* _Task_: Read the lines that follow and pick out every one containing the word "excédent".

* _Input_:
□ □ □ □ □

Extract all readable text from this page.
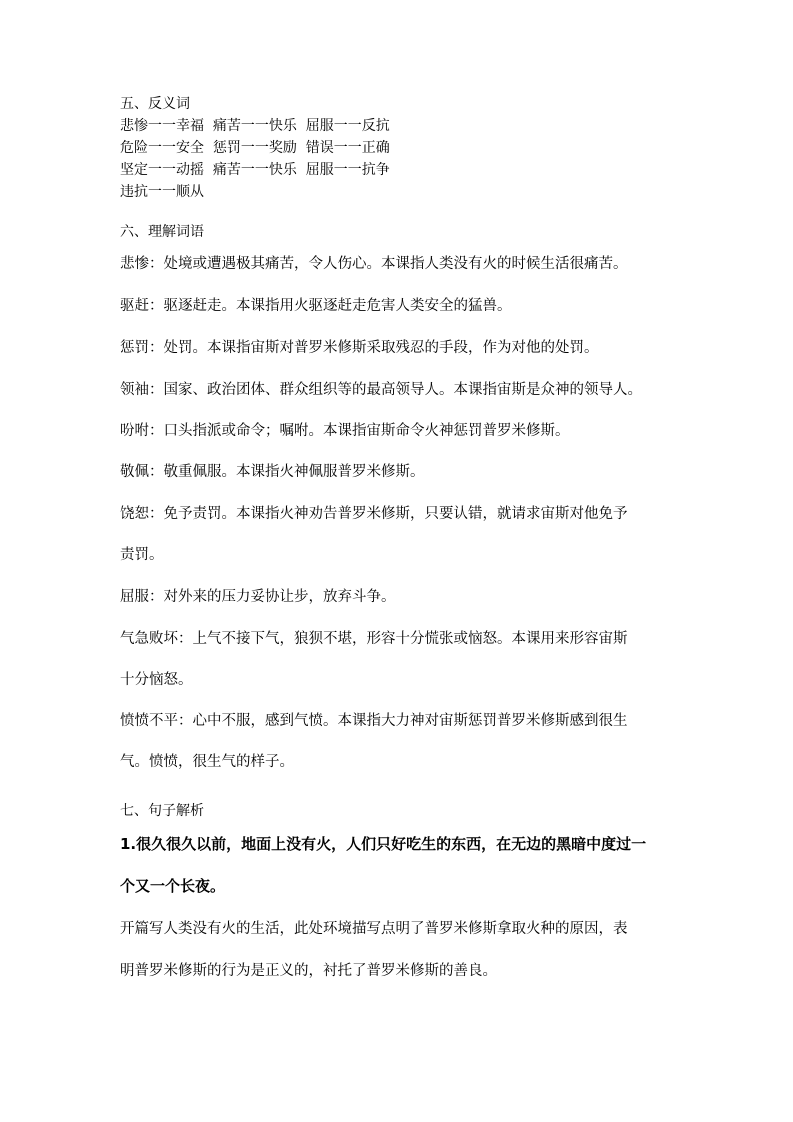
五、反义词
悲惨一一幸福  痛苦一一快乐  屈服一一反抗
危险一一安全  惩罚一一奖励  错误一一正确
坚定一一动摇  痛苦一一快乐  屈服一一抗争
违抗一一顺从
六、理解词语
悲惨：处境或遭遇极其痛苦，令人伤心。本课指人类没有火的时候生活很痛苦。
驱赶：驱逐赶走。本课指用火驱逐赶走危害人类安全的猛兽。
惩罚：处罚。本课指宙斯对普罗米修斯采取残忍的手段，作为对他的处罚。
领袖：国家、政治团体、群众组织等的最高领导人。本课指宙斯是众神的领导人。
吩咐：口头指派或命令；嘱咐。本课指宙斯命令火神惩罚普罗米修斯。
敬佩：敬重佩服。本课指火神佩服普罗米修斯。
饶恕：免予责罚。本课指火神劝告普罗米修斯，只要认错，就请求宙斯对他免予
责罚。
屈服：对外来的压力妥协让步，放弃斗争。
气急败坏：上气不接下气，狼狈不堪，形容十分慌张或恼怒。本课用来形容宙斯
十分恼怒。
愤愤不平：心中不服，感到气愤。本课指大力神对宙斯惩罚普罗米修斯感到很生
气。愤愤，很生气的样子。
七、句子解析
1.很久很久以前，地面上没有火，人们只好吃生的东西，在无边的黑暗中度过一
个又一个长夜。
开篇写人类没有火的生活，此处环境描写点明了普罗米修斯拿取火种的原因，表
明普罗米修斯的行为是正义的，衬托了普罗米修斯的善良。
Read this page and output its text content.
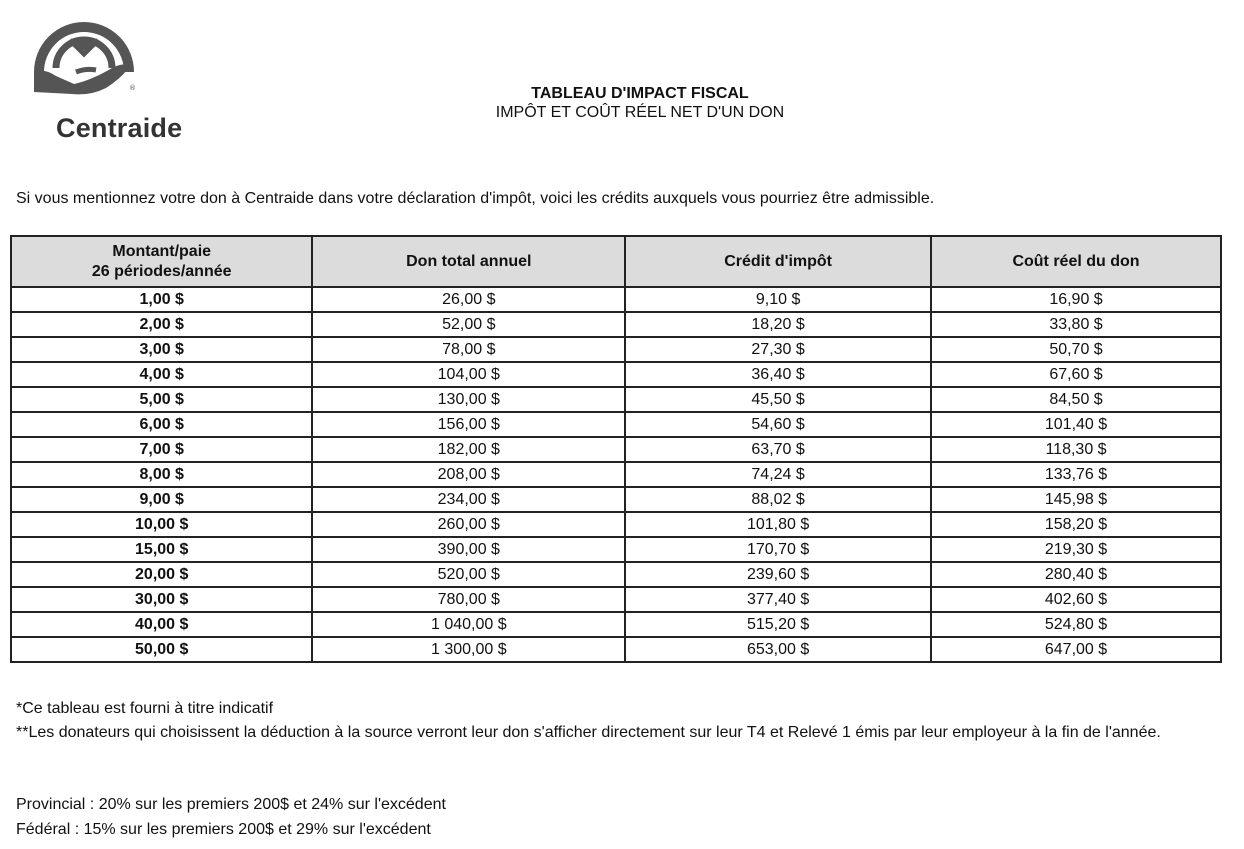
®
Centraide
TABLEAU D'IMPACT FISCAL
IMPÔT ET COÛT RÉEL NET D'UN DON
Si vous mentionnez votre don à Centraide dans votre déclaration d'impôt, voici les crédits auxquels vous pourriez être admissible.
Montant/paie
26 périodes/année	Don total annuel	Crédit d'impôt	Coût réel du don
1,00 $	26,00 $	9,10 $	16,90 $
2,00 $	52,00 $	18,20 $	33,80 $
3,00 $	78,00 $	27,30 $	50,70 $
4,00 $	104,00 $	36,40 $	67,60 $
5,00 $	130,00 $	45,50 $	84,50 $
6,00 $	156,00 $	54,60 $	101,40 $
7,00 $	182,00 $	63,70 $	118,30 $
8,00 $	208,00 $	74,24 $	133,76 $
9,00 $	234,00 $	88,02 $	145,98 $
10,00 $	260,00 $	101,80 $	158,20 $
15,00 $	390,00 $	170,70 $	219,30 $
20,00 $	520,00 $	239,60 $	280,40 $
30,00 $	780,00 $	377,40 $	402,60 $
40,00 $	1 040,00 $	515,20 $	524,80 $
50,00 $	1 300,00 $	653,00 $	647,00 $
*Ce tableau est fourni à titre indicatif
**Les donateurs qui choisissent la déduction à la source verront leur don s'afficher directement sur leur T4 et Relevé 1 émis par leur employeur à la fin de l'année.
Provincial : 20% sur les premiers 200$ et 24% sur l'excédent
Fédéral : 15% sur les premiers 200$ et 29% sur l'excédent
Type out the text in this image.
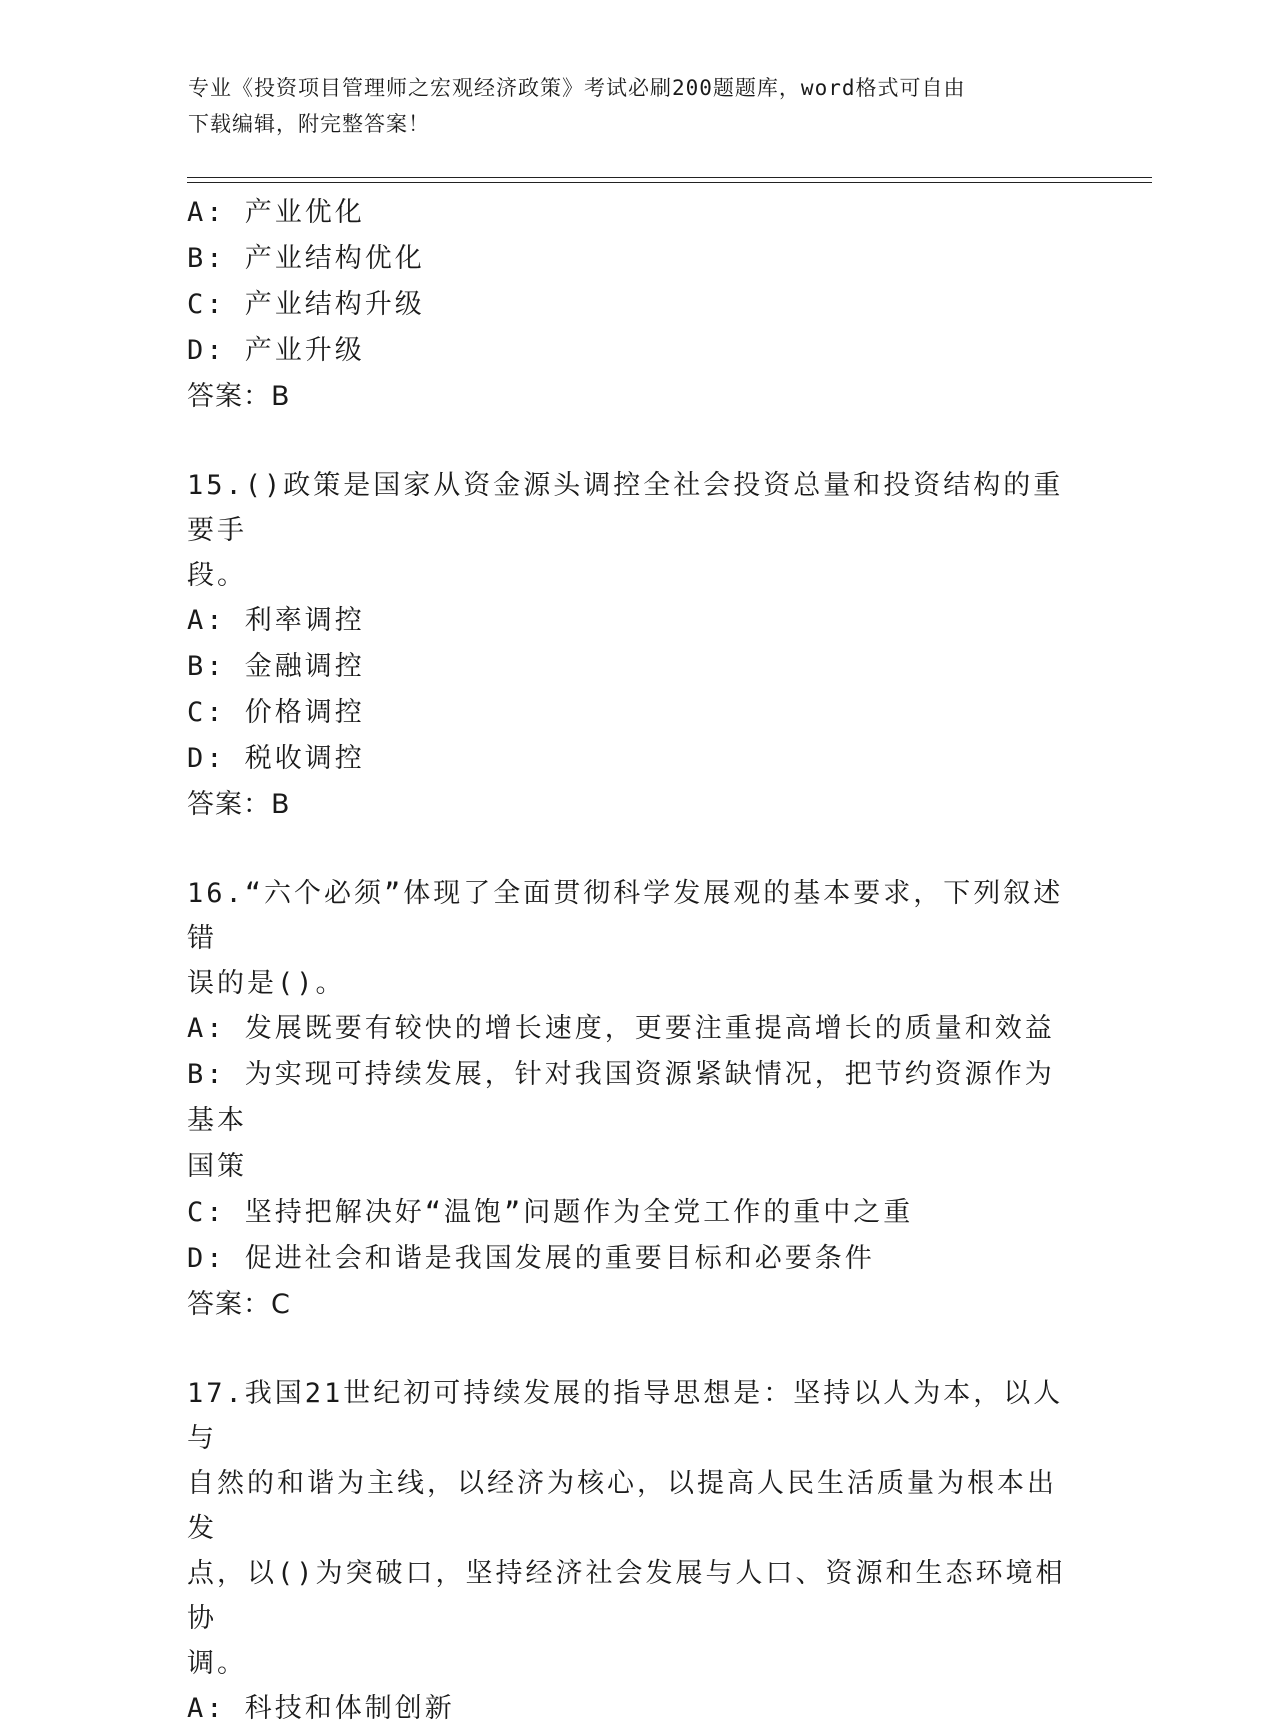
专业《投资项目管理师之宏观经济政策》考试必刷200题题库，word格式可自由
下载编辑，附完整答案！
A: 产业优化
B: 产业结构优化
C: 产业结构升级
D: 产业升级
答案：B
15.()政策是国家从资金源头调控全社会投资总量和投资结构的重要手
段。
A: 利率调控
B: 金融调控
C: 价格调控
D: 税收调控
答案：B
16.“六个必须”体现了全面贯彻科学发展观的基本要求，下列叙述错
误的是()。
A: 发展既要有较快的增长速度，更要注重提高增长的质量和效益
B: 为实现可持续发展，针对我国资源紧缺情况，把节约资源作为基本
国策
C: 坚持把解决好“温饱”问题作为全党工作的重中之重
D: 促进社会和谐是我国发展的重要目标和必要条件
答案：C
17.我国21世纪初可持续发展的指导思想是：坚持以人为本，以人与
自然的和谐为主线，以经济为核心，以提高人民生活质量为根本出发
点，以()为突破口，坚持经济社会发展与人口、资源和生态环境相协
调。
A: 科技和体制创新
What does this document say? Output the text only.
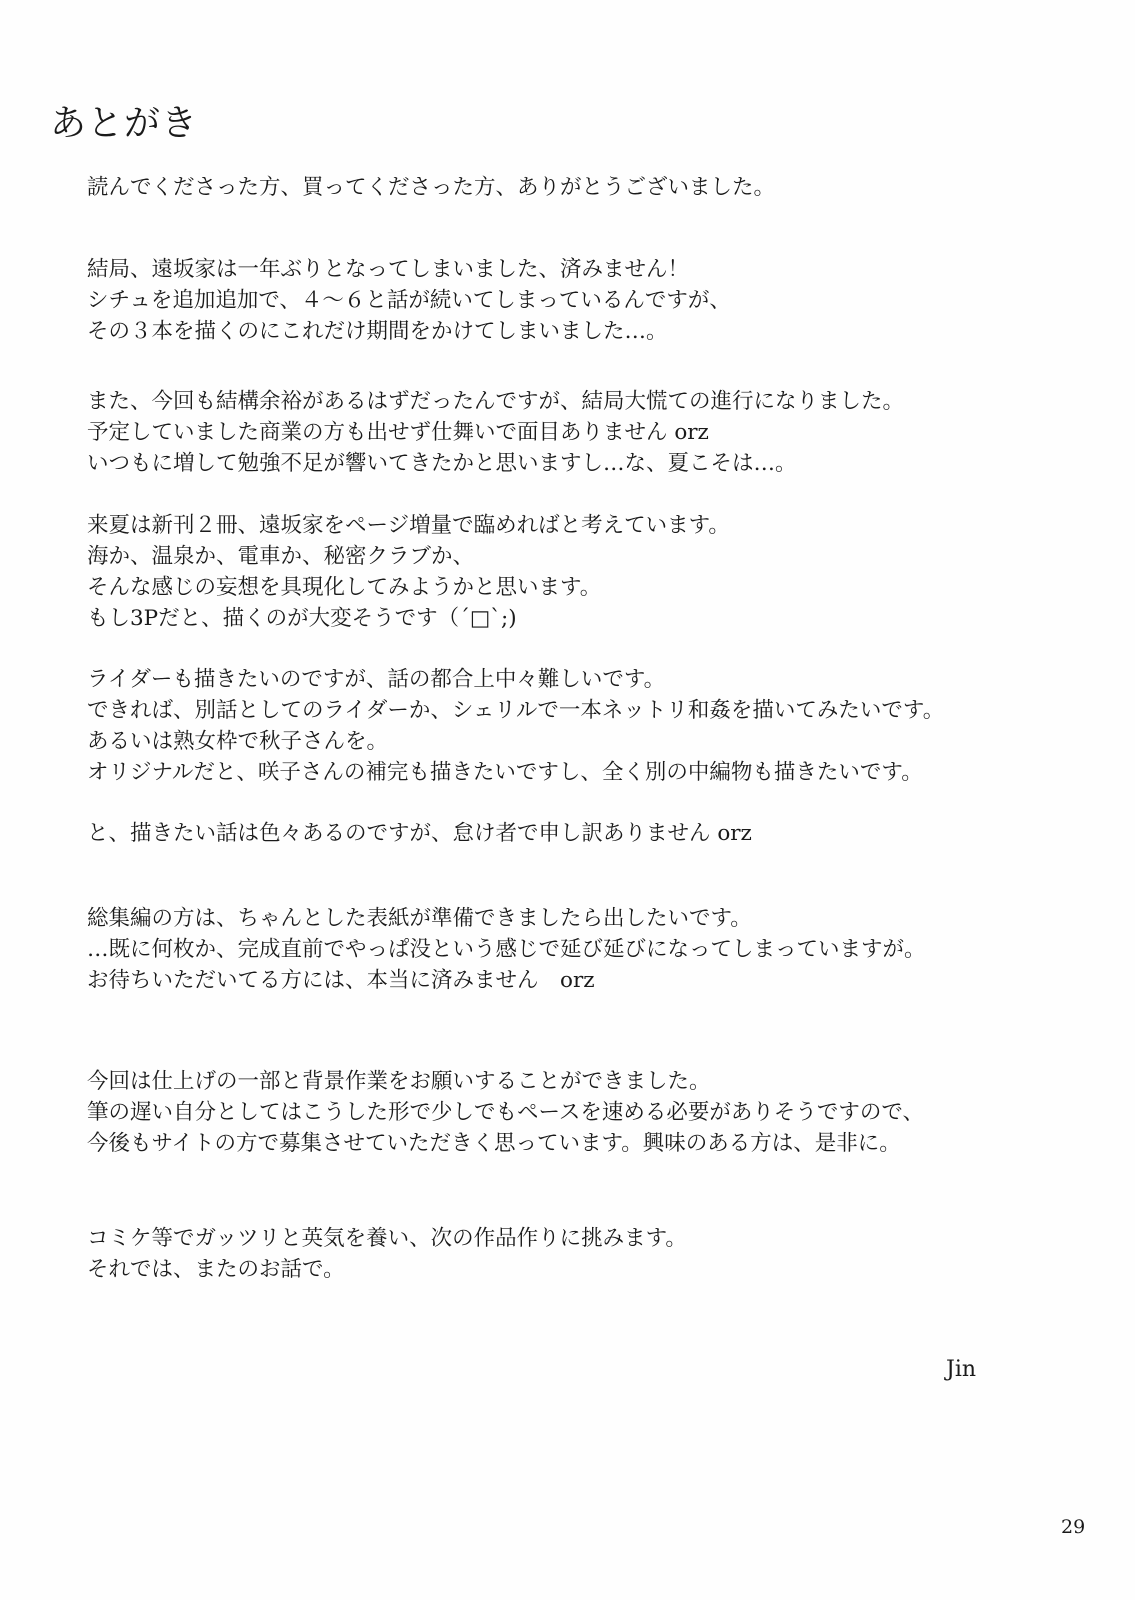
あとがき
読んでくださった方、買ってくださった方、ありがとうございました。
結局、遠坂家は一年ぶりとなってしまいました、済みません！
シチュを追加追加で、４～６と話が続いてしまっているんですが、
その３本を描くのにこれだけ期間をかけてしまいました…。
また、今回も結構余裕があるはずだったんですが、結局大慌ての進行になりました。
予定していました商業の方も出せず仕舞いで面目ありません orz
いつもに増して勉強不足が響いてきたかと思いますし…な、夏こそは…。
来夏は新刊２冊、遠坂家をページ増量で臨めればと考えています。
海か、温泉か、電車か、秘密クラブか、
そんな感じの妄想を具現化してみようかと思います。
もし3Pだと、描くのが大変そうです（´□`;)
ライダーも描きたいのですが、話の都合上中々難しいです。
できれば、別話としてのライダーか、シェリルで一本ネットリ和姦を描いてみたいです。
あるいは熟女枠で秋子さんを。
オリジナルだと、咲子さんの補完も描きたいですし、全く別の中編物も描きたいです。
と、描きたい話は色々あるのですが、怠け者で申し訳ありません orz
総集編の方は、ちゃんとした表紙が準備できましたら出したいです。
…既に何枚か、完成直前でやっぱ没という感じで延び延びになってしまっていますが。
お待ちいただいてる方には、本当に済みません　orz
今回は仕上げの一部と背景作業をお願いすることができました。
筆の遅い自分としてはこうした形で少しでもペースを速める必要がありそうですので、
今後もサイトの方で募集させていただきく思っています。興味のある方は、是非に。
コミケ等でガッツリと英気を養い、次の作品作りに挑みます。
それでは、またのお話で。
Jin
29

□ □ □ □ □

* _Task output_:
Provincial : 20% sur les premiers 200$ et 24% sur l'excédent
Fédéral : 15% sur les premiers 200$ et 29% sur l'excédent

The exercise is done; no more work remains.